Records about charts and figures
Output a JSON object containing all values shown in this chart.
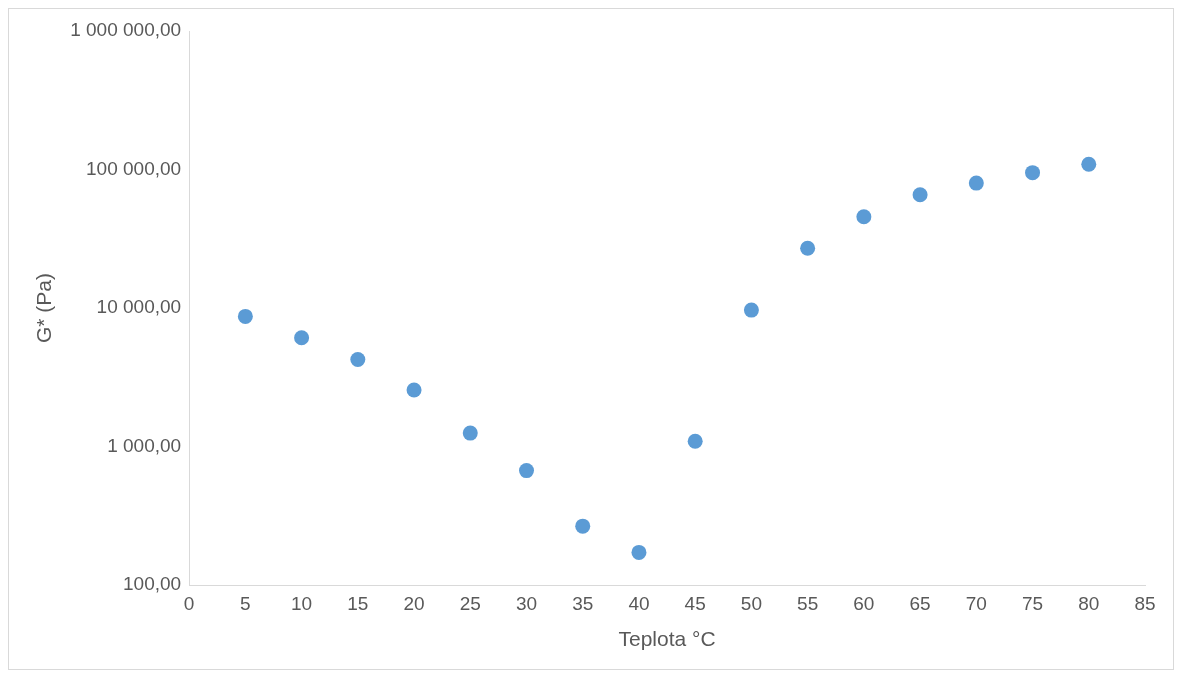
{
  "chart_data": {
    "type": "scatter",
    "xlabel": "Teplota °C",
    "ylabel": "G* (Pa)",
    "x": [
      5,
      10,
      15,
      20,
      25,
      30,
      35,
      40,
      45,
      50,
      55,
      60,
      65,
      70,
      75,
      80
    ],
    "values": [
      8700,
      6100,
      4250,
      2560,
      1250,
      670,
      266,
      172,
      1090,
      9660,
      27000,
      45600,
      65700,
      79800,
      94900,
      109000
    ],
    "color": "#5b9bd5",
    "marker": "circle",
    "log": "y",
    "grid": false,
    "xlim": [
      0,
      85
    ],
    "xticks": [
      0,
      5,
      10,
      15,
      20,
      25,
      30,
      35,
      40,
      45,
      50,
      55,
      60,
      65,
      70,
      75,
      80,
      85
    ],
    "ylim": [
      100,
      1000000
    ],
    "yticks": [
      {
        "value": 100,
        "label": "100,00"
      },
      {
        "value": 1000,
        "label": "1 000,00"
      },
      {
        "value": 10000,
        "label": "10 000,00"
      },
      {
        "value": 100000,
        "label": "100 000,00"
      },
      {
        "value": 1000000,
        "label": "1 000 000,00"
      }
    ]
  }
}
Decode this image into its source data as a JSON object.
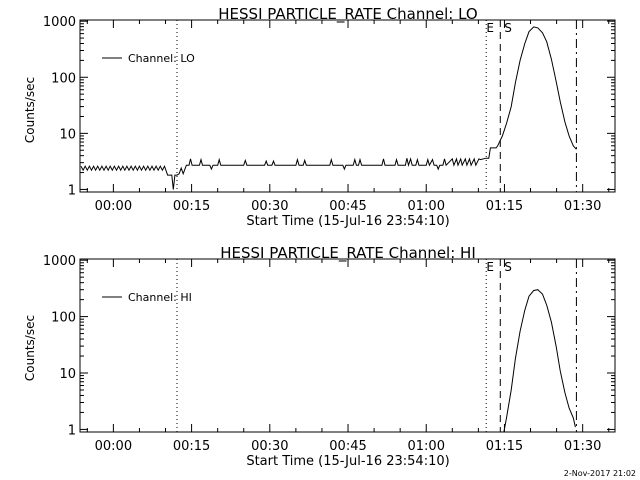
{
  "chart_data": [
    {
      "type": "line",
      "title": "HESSI PARTICLE_RATE Channel: LO",
      "xlabel": "Start Time (15-Jul-16 23:54:10)",
      "ylabel": "Counts/sec",
      "y_scale": "log",
      "ylim": [
        0.9,
        1050
      ],
      "y_ticks": [
        1,
        10,
        100,
        1000
      ],
      "y_tick_labels": [
        "1",
        "10",
        "100",
        "1000"
      ],
      "x_unit": "minutes after 00:00",
      "xlim": [
        -6.4,
        96.2
      ],
      "x_ticks": [
        0,
        15,
        30,
        45,
        60,
        75,
        90
      ],
      "x_tick_labels": [
        "00:00",
        "00:15",
        "00:30",
        "00:45",
        "01:00",
        "01:15",
        "01:30"
      ],
      "legend": {
        "label": "Channel: LO",
        "position": "top-left"
      },
      "vlines": [
        {
          "x": 12.2,
          "style": "dotted",
          "label": ""
        },
        {
          "x": 71.5,
          "style": "dotted",
          "label": "E"
        },
        {
          "x": 74.2,
          "style": "dashed",
          "label": "S"
        },
        {
          "x": 88.8,
          "style": "dashdot",
          "label": ""
        }
      ],
      "series": [
        {
          "name": "Channel: LO",
          "points": [
            [
              -6.2,
              2.6
            ],
            [
              -5.8,
              2.2
            ],
            [
              -5.4,
              2.6
            ],
            [
              -5.0,
              2.2
            ],
            [
              -4.6,
              2.6
            ],
            [
              -4.2,
              2.2
            ],
            [
              -3.8,
              2.6
            ],
            [
              -3.4,
              2.2
            ],
            [
              -3.0,
              2.6
            ],
            [
              -2.6,
              2.2
            ],
            [
              -2.2,
              2.6
            ],
            [
              -1.8,
              2.2
            ],
            [
              -1.4,
              2.6
            ],
            [
              -1.0,
              2.2
            ],
            [
              -0.6,
              2.6
            ],
            [
              -0.2,
              2.2
            ],
            [
              0.2,
              2.6
            ],
            [
              0.6,
              2.2
            ],
            [
              1.0,
              2.6
            ],
            [
              1.4,
              2.2
            ],
            [
              1.8,
              2.6
            ],
            [
              2.2,
              2.2
            ],
            [
              2.6,
              2.6
            ],
            [
              3.0,
              2.2
            ],
            [
              3.4,
              2.6
            ],
            [
              3.8,
              2.2
            ],
            [
              4.2,
              2.6
            ],
            [
              4.6,
              2.2
            ],
            [
              5.0,
              2.6
            ],
            [
              5.4,
              2.2
            ],
            [
              5.8,
              2.6
            ],
            [
              6.2,
              2.2
            ],
            [
              6.6,
              2.6
            ],
            [
              7.0,
              2.2
            ],
            [
              7.4,
              2.6
            ],
            [
              7.8,
              2.2
            ],
            [
              8.2,
              2.6
            ],
            [
              8.6,
              2.2
            ],
            [
              9.0,
              2.6
            ],
            [
              9.4,
              2.2
            ],
            [
              9.8,
              2.6
            ],
            [
              10.4,
              1.8
            ],
            [
              11.2,
              1.8
            ],
            [
              11.5,
              1.0
            ],
            [
              11.8,
              1.8
            ],
            [
              12.2,
              1.8
            ],
            [
              12.6,
              1.9
            ],
            [
              13.0,
              2.4
            ],
            [
              13.4,
              1.9
            ],
            [
              13.8,
              2.4
            ],
            [
              14.0,
              2.7
            ],
            [
              14.5,
              2.7
            ],
            [
              14.8,
              3.5
            ],
            [
              15.1,
              2.7
            ],
            [
              16.0,
              2.7
            ],
            [
              16.5,
              2.7
            ],
            [
              16.8,
              3.4
            ],
            [
              17.1,
              2.7
            ],
            [
              18.5,
              2.7
            ],
            [
              18.8,
              2.3
            ],
            [
              19.1,
              2.7
            ],
            [
              20.0,
              2.7
            ],
            [
              20.3,
              3.4
            ],
            [
              20.6,
              2.7
            ],
            [
              23.0,
              2.7
            ],
            [
              25.0,
              2.7
            ],
            [
              25.3,
              3.3
            ],
            [
              25.6,
              2.7
            ],
            [
              29.0,
              2.7
            ],
            [
              29.3,
              3.2
            ],
            [
              29.6,
              2.7
            ],
            [
              30.4,
              2.7
            ],
            [
              30.7,
              3.2
            ],
            [
              31.0,
              2.7
            ],
            [
              34.0,
              2.7
            ],
            [
              35.0,
              2.7
            ],
            [
              35.3,
              3.4
            ],
            [
              35.6,
              2.7
            ],
            [
              36.4,
              2.7
            ],
            [
              36.7,
              3.3
            ],
            [
              37.0,
              2.7
            ],
            [
              41.0,
              2.7
            ],
            [
              41.5,
              2.7
            ],
            [
              41.8,
              3.4
            ],
            [
              42.1,
              2.7
            ],
            [
              44.0,
              2.7
            ],
            [
              44.3,
              2.3
            ],
            [
              44.6,
              2.7
            ],
            [
              46.0,
              2.7
            ],
            [
              46.3,
              3.4
            ],
            [
              46.6,
              2.7
            ],
            [
              47.0,
              2.7
            ],
            [
              47.3,
              3.4
            ],
            [
              47.6,
              2.7
            ],
            [
              51.0,
              2.7
            ],
            [
              51.5,
              2.7
            ],
            [
              51.8,
              3.5
            ],
            [
              52.1,
              2.7
            ],
            [
              54.0,
              2.7
            ],
            [
              54.3,
              3.4
            ],
            [
              54.6,
              2.7
            ],
            [
              56.0,
              2.7
            ],
            [
              56.3,
              3.6
            ],
            [
              56.6,
              2.7
            ],
            [
              57.0,
              3.5
            ],
            [
              57.3,
              2.7
            ],
            [
              58.0,
              2.7
            ],
            [
              58.3,
              3.4
            ],
            [
              58.6,
              2.7
            ],
            [
              60.0,
              2.7
            ],
            [
              60.3,
              3.4
            ],
            [
              60.6,
              2.7
            ],
            [
              61.2,
              3.4
            ],
            [
              61.5,
              2.7
            ],
            [
              62.0,
              2.7
            ],
            [
              62.3,
              2.3
            ],
            [
              62.6,
              2.7
            ],
            [
              63.2,
              2.7
            ],
            [
              63.5,
              3.5
            ],
            [
              63.8,
              2.7
            ],
            [
              65.0,
              3.5
            ],
            [
              65.3,
              2.7
            ],
            [
              65.8,
              3.5
            ],
            [
              66.1,
              2.7
            ],
            [
              66.6,
              3.5
            ],
            [
              66.9,
              2.7
            ],
            [
              67.5,
              3.5
            ],
            [
              67.8,
              2.7
            ],
            [
              68.3,
              3.5
            ],
            [
              68.6,
              2.7
            ],
            [
              69.2,
              3.5
            ],
            [
              69.5,
              2.7
            ],
            [
              70.1,
              3.5
            ],
            [
              70.4,
              3.4
            ],
            [
              71.5,
              3.6
            ],
            [
              72.0,
              3.6
            ],
            [
              72.3,
              5.5
            ],
            [
              73.4,
              5.5
            ],
            [
              73.7,
              6.0
            ],
            [
              74.6,
              9.0
            ],
            [
              75.4,
              15
            ],
            [
              76.3,
              30
            ],
            [
              77.1,
              80
            ],
            [
              78.0,
              200
            ],
            [
              78.9,
              400
            ],
            [
              79.7,
              650
            ],
            [
              80.6,
              790
            ],
            [
              81.4,
              760
            ],
            [
              82.3,
              620
            ],
            [
              83.1,
              430
            ],
            [
              84.0,
              210
            ],
            [
              84.9,
              85
            ],
            [
              85.7,
              37
            ],
            [
              86.6,
              16
            ],
            [
              87.4,
              9
            ],
            [
              88.2,
              6
            ],
            [
              88.8,
              5.2
            ]
          ]
        }
      ]
    },
    {
      "type": "line",
      "title": "HESSI PARTICLE_RATE Channel: HI",
      "xlabel": "Start Time (15-Jul-16 23:54:10)",
      "ylabel": "Counts/sec",
      "y_scale": "log",
      "ylim": [
        0.9,
        1050
      ],
      "y_ticks": [
        1,
        10,
        100,
        1000
      ],
      "y_tick_labels": [
        "1",
        "10",
        "100",
        "1000"
      ],
      "x_unit": "minutes after 00:00",
      "xlim": [
        -6.4,
        96.2
      ],
      "x_ticks": [
        0,
        15,
        30,
        45,
        60,
        75,
        90
      ],
      "x_tick_labels": [
        "00:00",
        "00:15",
        "00:30",
        "00:45",
        "01:00",
        "01:15",
        "01:30"
      ],
      "legend": {
        "label": "Channel: HI",
        "position": "top-left"
      },
      "vlines": [
        {
          "x": 12.2,
          "style": "dotted",
          "label": ""
        },
        {
          "x": 71.5,
          "style": "dotted",
          "label": "E"
        },
        {
          "x": 74.2,
          "style": "dashed",
          "label": "S"
        },
        {
          "x": 88.8,
          "style": "dashdot",
          "label": ""
        }
      ],
      "series": [
        {
          "name": "Channel: HI",
          "points": [
            [
              74.9,
              0.9
            ],
            [
              75.4,
              1.6
            ],
            [
              76.3,
              5
            ],
            [
              77.1,
              18
            ],
            [
              78.0,
              55
            ],
            [
              78.9,
              130
            ],
            [
              79.7,
              230
            ],
            [
              80.6,
              290
            ],
            [
              81.4,
              300
            ],
            [
              82.3,
              250
            ],
            [
              83.1,
              160
            ],
            [
              84.0,
              80
            ],
            [
              84.9,
              30
            ],
            [
              85.7,
              11
            ],
            [
              86.6,
              4.5
            ],
            [
              87.4,
              2.4
            ],
            [
              88.2,
              1.6
            ],
            [
              88.6,
              1.1
            ]
          ]
        }
      ]
    }
  ],
  "footer_stamp": "2-Nov-2017 21:02"
}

_Problem to work on_: Filter the entries down to the lines containing "this". Copy each of those lines.

_Complete answer_:
Output a JSON object containing all values shown in this chart.
Decode this image into its source data as a JSON object.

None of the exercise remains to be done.